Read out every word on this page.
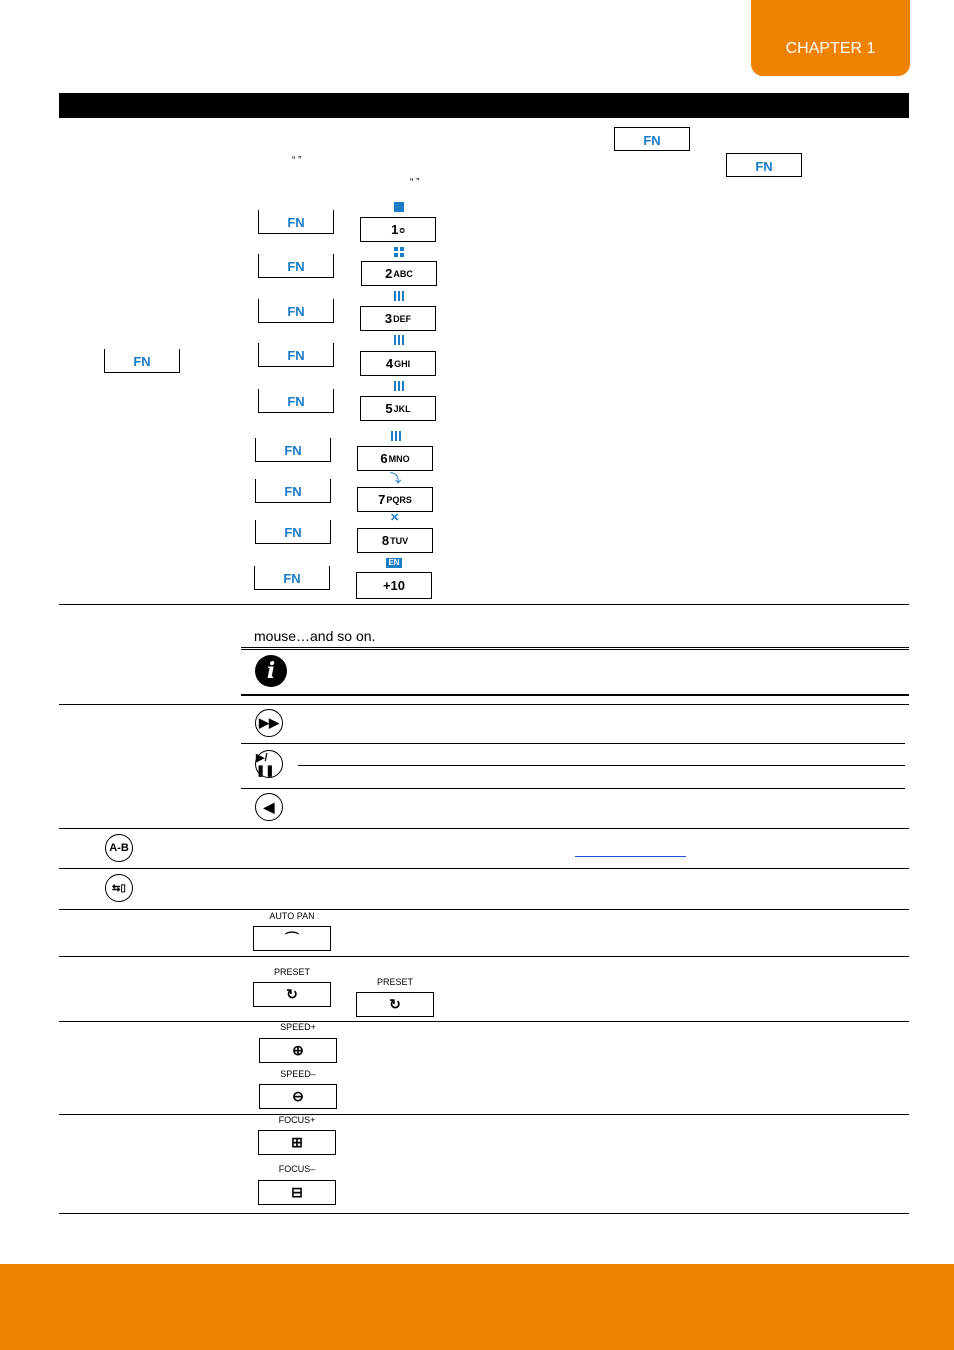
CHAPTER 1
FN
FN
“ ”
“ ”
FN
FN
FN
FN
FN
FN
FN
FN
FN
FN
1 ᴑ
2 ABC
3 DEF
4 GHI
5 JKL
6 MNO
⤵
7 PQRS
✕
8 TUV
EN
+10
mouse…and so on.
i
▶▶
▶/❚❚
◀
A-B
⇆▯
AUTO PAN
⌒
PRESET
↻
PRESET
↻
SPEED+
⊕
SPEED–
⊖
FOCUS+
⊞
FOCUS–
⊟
# # # # #
The problem:
All the lines above are to be given again exactly as they read, with the pictures removed.

Answer below:
Read out every word on this page.
CHAPTER 1
FN
FN
“ ”
“ ”
FN
FN
FN
FN
FN
FN
FN
FN
FN
FN
1 ᴑ
2 ABC
3 DEF
4 GHI
5 JKL
6 MNO
⤵
7 PQRS
✕
8 TUV
EN
+10
mouse…and so on.
i
▶▶
▶/❚❚
◀
A-B
⇆▯
AUTO PAN
⌒
PRESET
↻
PRESET
↻
SPEED+
⊕
SPEED–
⊖
FOCUS+
⊞
FOCUS–
⊟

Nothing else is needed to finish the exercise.